#### [ASSIGNED TASK]
Word for word, transcribe all of the records.

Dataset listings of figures
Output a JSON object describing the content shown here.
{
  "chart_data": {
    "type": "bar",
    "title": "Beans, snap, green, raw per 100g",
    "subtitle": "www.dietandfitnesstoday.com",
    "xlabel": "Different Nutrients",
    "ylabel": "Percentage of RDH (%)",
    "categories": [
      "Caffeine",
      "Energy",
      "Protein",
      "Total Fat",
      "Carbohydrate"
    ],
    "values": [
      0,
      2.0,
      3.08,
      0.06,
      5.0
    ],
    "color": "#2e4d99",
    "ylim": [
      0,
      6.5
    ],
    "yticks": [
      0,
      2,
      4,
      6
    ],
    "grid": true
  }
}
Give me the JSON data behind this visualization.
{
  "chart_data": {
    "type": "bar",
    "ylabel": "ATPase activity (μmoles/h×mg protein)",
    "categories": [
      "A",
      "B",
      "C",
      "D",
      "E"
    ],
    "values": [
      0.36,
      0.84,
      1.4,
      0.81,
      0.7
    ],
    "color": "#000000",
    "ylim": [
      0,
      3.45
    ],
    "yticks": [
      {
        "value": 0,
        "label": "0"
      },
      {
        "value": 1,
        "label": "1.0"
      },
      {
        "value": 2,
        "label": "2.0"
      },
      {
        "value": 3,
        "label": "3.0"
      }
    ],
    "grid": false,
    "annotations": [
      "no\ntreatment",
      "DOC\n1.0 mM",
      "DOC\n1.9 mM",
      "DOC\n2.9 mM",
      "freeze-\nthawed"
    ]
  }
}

#### [ANSWER AREA]
Output a JSON object describing the content shown here.
{
  "chart_data": {
    "type": "bar",
    "title": "Beans, snap, green, raw per 100g",
    "subtitle": "www.dietandfitnesstoday.com",
    "xlabel": "Different Nutrients",
    "ylabel": "Percentage of RDH (%)",
    "categories": [
      "Caffeine",
      "Energy",
      "Protein",
      "Total Fat",
      "Carbohydrate"
    ],
    "values": [
      0,
      2.0,
      3.08,
      0.06,
      5.0
    ],
    "color": "#2e4d99",
    "ylim": [
      0,
      6.5
    ],
    "yticks": [
      0,
      2,
      4,
      6
    ],
    "grid": true
  }
}
Give me the JSON data behind this visualization.
{
  "chart_data": {
    "type": "bar",
    "ylabel": "ATPase activity (μmoles/h×mg protein)",
    "categories": [
      "A",
      "B",
      "C",
      "D",
      "E"
    ],
    "values": [
      0.36,
      0.84,
      1.4,
      0.81,
      0.7
    ],
    "color": "#000000",
    "ylim": [
      0,
      3.45
    ],
    "yticks": [
      {
        "value": 0,
        "label": "0"
      },
      {
        "value": 1,
        "label": "1.0"
      },
      {
        "value": 2,
        "label": "2.0"
      },
      {
        "value": 3,
        "label": "3.0"
      }
    ],
    "grid": false,
    "annotations": [
      "no\ntreatment",
      "DOC\n1.0 mM",
      "DOC\n1.9 mM",
      "DOC\n2.9 mM",
      "freeze-\nthawed"
    ]
  }
}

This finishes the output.